### EXTRACTED DATA
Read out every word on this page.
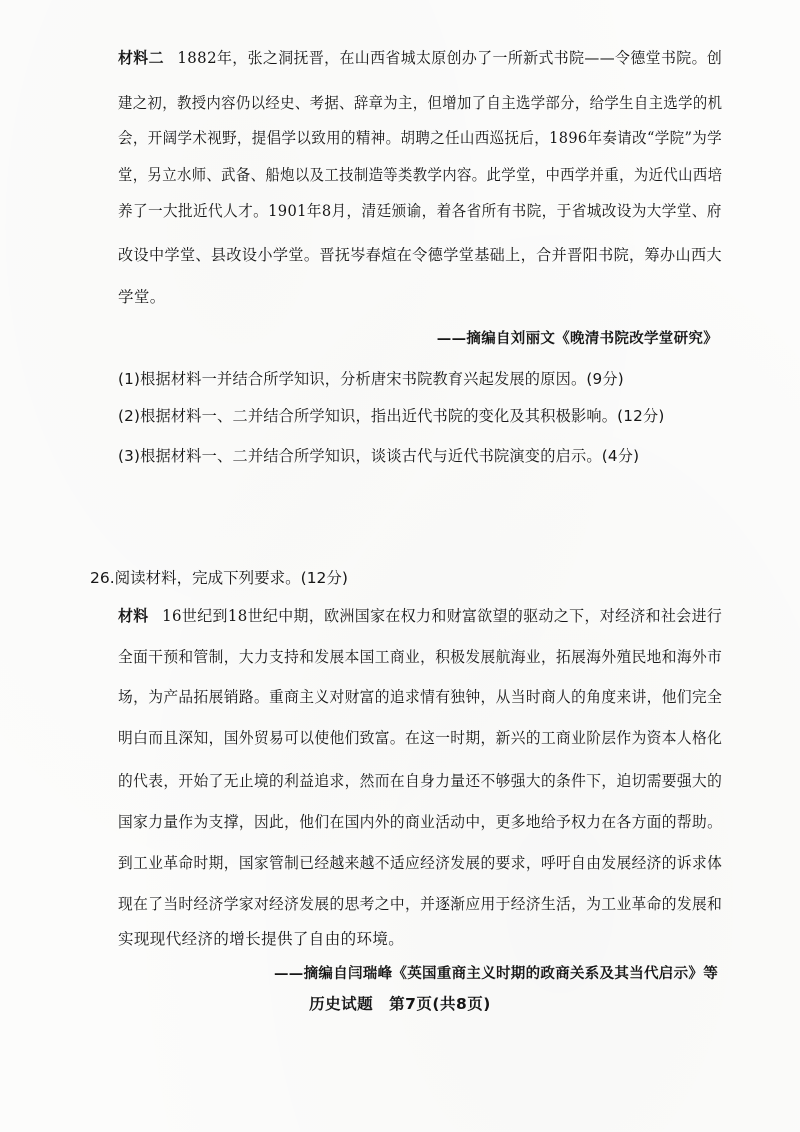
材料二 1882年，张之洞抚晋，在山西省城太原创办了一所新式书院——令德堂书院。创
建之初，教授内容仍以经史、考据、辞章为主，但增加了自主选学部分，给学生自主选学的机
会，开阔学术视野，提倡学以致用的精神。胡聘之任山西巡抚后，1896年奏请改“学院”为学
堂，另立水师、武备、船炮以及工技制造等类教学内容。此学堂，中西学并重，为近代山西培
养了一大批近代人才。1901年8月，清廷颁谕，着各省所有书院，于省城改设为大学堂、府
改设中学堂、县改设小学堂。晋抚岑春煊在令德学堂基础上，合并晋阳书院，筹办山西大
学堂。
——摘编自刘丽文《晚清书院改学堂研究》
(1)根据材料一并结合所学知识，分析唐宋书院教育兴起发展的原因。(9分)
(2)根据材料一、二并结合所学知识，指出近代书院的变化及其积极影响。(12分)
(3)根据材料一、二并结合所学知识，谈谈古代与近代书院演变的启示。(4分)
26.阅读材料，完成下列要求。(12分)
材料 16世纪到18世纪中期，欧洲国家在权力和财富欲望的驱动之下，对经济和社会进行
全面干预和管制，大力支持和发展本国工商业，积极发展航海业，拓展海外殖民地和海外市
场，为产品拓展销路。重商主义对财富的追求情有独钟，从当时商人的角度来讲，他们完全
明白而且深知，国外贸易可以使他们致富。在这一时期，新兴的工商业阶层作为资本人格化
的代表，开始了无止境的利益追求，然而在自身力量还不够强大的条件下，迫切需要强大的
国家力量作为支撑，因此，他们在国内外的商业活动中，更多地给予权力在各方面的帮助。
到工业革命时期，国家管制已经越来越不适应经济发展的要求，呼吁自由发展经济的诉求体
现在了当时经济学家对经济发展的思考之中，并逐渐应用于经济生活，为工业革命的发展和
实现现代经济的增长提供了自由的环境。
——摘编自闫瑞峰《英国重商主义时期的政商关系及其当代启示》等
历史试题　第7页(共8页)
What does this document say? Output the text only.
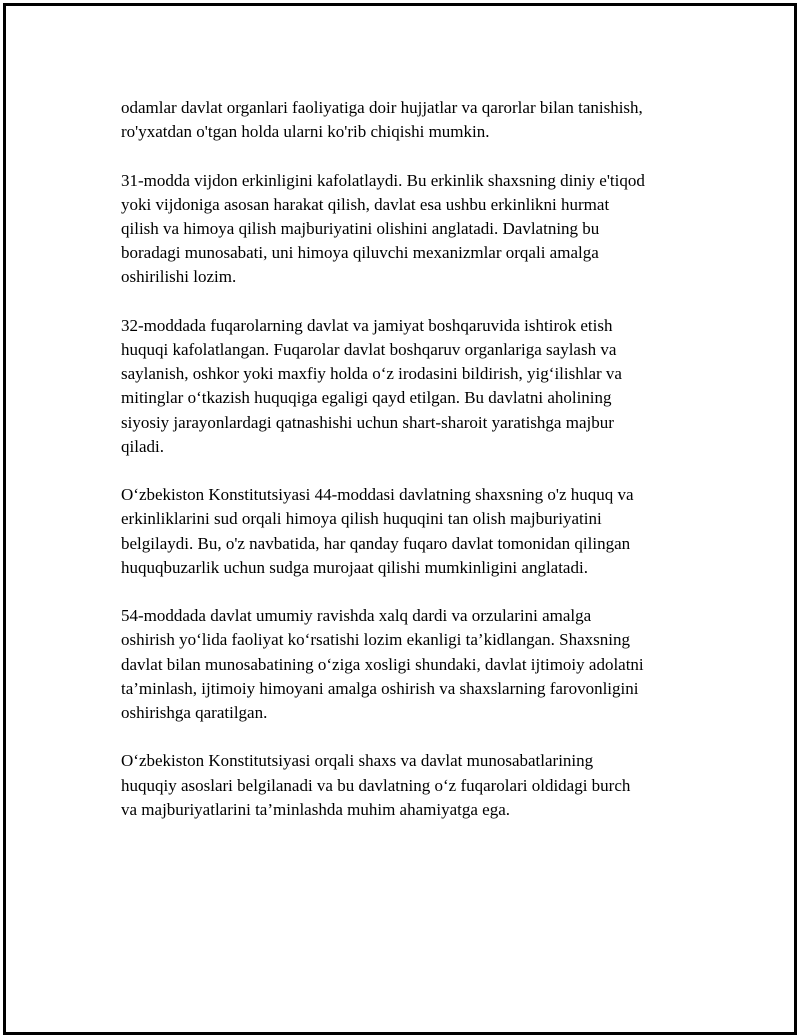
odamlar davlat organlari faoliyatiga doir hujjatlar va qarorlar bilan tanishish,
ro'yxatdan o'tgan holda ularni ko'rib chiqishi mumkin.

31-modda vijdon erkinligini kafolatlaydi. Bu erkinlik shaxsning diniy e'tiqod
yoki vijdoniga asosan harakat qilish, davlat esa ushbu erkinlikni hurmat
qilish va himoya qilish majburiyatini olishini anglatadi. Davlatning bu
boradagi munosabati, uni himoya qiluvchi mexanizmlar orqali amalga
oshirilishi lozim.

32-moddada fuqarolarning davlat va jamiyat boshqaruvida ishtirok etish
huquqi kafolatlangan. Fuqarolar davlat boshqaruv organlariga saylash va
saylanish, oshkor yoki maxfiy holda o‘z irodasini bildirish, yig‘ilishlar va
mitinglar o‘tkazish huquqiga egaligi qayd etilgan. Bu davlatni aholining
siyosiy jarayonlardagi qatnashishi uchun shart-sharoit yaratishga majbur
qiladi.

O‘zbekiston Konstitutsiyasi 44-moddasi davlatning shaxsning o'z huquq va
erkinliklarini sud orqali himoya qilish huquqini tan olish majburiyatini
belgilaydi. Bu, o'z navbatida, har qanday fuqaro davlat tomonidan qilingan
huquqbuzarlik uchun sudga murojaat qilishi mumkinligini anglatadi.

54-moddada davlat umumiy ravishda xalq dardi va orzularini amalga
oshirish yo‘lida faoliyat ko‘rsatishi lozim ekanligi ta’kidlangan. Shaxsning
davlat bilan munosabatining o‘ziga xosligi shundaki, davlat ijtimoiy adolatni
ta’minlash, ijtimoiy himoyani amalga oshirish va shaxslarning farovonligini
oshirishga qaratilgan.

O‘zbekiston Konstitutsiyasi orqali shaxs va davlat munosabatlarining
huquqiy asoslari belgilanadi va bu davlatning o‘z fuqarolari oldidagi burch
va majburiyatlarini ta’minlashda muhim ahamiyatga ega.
######
GIVEN REQUEST. Make an exact copy of all entries above, dropping the images.

ANSWER TO THIS PROBLEM.
Read out every word on this page.
材料二 1882年，张之洞抚晋，在山西省城太原创办了一所新式书院——令德堂书院。创
建之初，教授内容仍以经史、考据、辞章为主，但增加了自主选学部分，给学生自主选学的机
会，开阔学术视野，提倡学以致用的精神。胡聘之任山西巡抚后，1896年奏请改“学院”为学
堂，另立水师、武备、船炮以及工技制造等类教学内容。此学堂，中西学并重，为近代山西培
养了一大批近代人才。1901年8月，清廷颁谕，着各省所有书院，于省城改设为大学堂、府
改设中学堂、县改设小学堂。晋抚岑春煊在令德学堂基础上，合并晋阳书院，筹办山西大
学堂。
——摘编自刘丽文《晚清书院改学堂研究》
(1)根据材料一并结合所学知识，分析唐宋书院教育兴起发展的原因。(9分)
(2)根据材料一、二并结合所学知识，指出近代书院的变化及其积极影响。(12分)
(3)根据材料一、二并结合所学知识，谈谈古代与近代书院演变的启示。(4分)
26.阅读材料，完成下列要求。(12分)
材料 16世纪到18世纪中期，欧洲国家在权力和财富欲望的驱动之下，对经济和社会进行
全面干预和管制，大力支持和发展本国工商业，积极发展航海业，拓展海外殖民地和海外市
场，为产品拓展销路。重商主义对财富的追求情有独钟，从当时商人的角度来讲，他们完全
明白而且深知，国外贸易可以使他们致富。在这一时期，新兴的工商业阶层作为资本人格化
的代表，开始了无止境的利益追求，然而在自身力量还不够强大的条件下，迫切需要强大的
国家力量作为支撑，因此，他们在国内外的商业活动中，更多地给予权力在各方面的帮助。
到工业革命时期，国家管制已经越来越不适应经济发展的要求，呼吁自由发展经济的诉求体
现在了当时经济学家对经济发展的思考之中，并逐渐应用于经济生活，为工业革命的发展和
实现现代经济的增长提供了自由的环境。
——摘编自闫瑞峰《英国重商主义时期的政商关系及其当代启示》等
历史试题　第7页(共8页)
What does this document say? Output the text only.
odamlar davlat organlari faoliyatiga doir hujjatlar va qarorlar bilan tanishish,
ro'yxatdan o'tgan holda ularni ko'rib chiqishi mumkin.

31-modda vijdon erkinligini kafolatlaydi. Bu erkinlik shaxsning diniy e'tiqod
yoki vijdoniga asosan harakat qilish, davlat esa ushbu erkinlikni hurmat
qilish va himoya qilish majburiyatini olishini anglatadi. Davlatning bu
boradagi munosabati, uni himoya qiluvchi mexanizmlar orqali amalga
oshirilishi lozim.

32-moddada fuqarolarning davlat va jamiyat boshqaruvida ishtirok etish
huquqi kafolatlangan. Fuqarolar davlat boshqaruv organlariga saylash va
saylanish, oshkor yoki maxfiy holda o‘z irodasini bildirish, yig‘ilishlar va
mitinglar o‘tkazish huquqiga egaligi qayd etilgan. Bu davlatni aholining
siyosiy jarayonlardagi qatnashishi uchun shart-sharoit yaratishga majbur
qiladi.

O‘zbekiston Konstitutsiyasi 44-moddasi davlatning shaxsning o'z huquq va
erkinliklarini sud orqali himoya qilish huquqini tan olish majburiyatini
belgilaydi. Bu, o'z navbatida, har qanday fuqaro davlat tomonidan qilingan
huquqbuzarlik uchun sudga murojaat qilishi mumkinligini anglatadi.

54-moddada davlat umumiy ravishda xalq dardi va orzularini amalga
oshirish yo‘lida faoliyat ko‘rsatishi lozim ekanligi ta’kidlangan. Shaxsning
davlat bilan munosabatining o‘ziga xosligi shundaki, davlat ijtimoiy adolatni
ta’minlash, ijtimoiy himoyani amalga oshirish va shaxslarning farovonligini
oshirishga qaratilgan.

O‘zbekiston Konstitutsiyasi orqali shaxs va davlat munosabatlarining
huquqiy asoslari belgilanadi va bu davlatning o‘z fuqarolari oldidagi burch
va majburiyatlarini ta’minlashda muhim ahamiyatga ega.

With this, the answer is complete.